_Task brief_
Report the number of lines in these entries that contain "организации". Write only the number.

_Exercise materials_
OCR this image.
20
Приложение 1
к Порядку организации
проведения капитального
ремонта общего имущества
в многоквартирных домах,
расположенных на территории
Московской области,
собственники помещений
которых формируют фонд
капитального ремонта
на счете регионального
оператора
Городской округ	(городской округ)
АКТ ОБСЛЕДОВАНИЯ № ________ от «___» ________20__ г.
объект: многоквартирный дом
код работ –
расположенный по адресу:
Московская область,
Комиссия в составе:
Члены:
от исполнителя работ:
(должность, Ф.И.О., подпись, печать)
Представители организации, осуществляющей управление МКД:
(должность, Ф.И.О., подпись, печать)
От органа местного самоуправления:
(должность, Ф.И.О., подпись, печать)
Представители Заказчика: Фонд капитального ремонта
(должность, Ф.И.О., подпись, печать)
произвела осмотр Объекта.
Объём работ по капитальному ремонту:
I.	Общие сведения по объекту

_Solution for this exercise_
2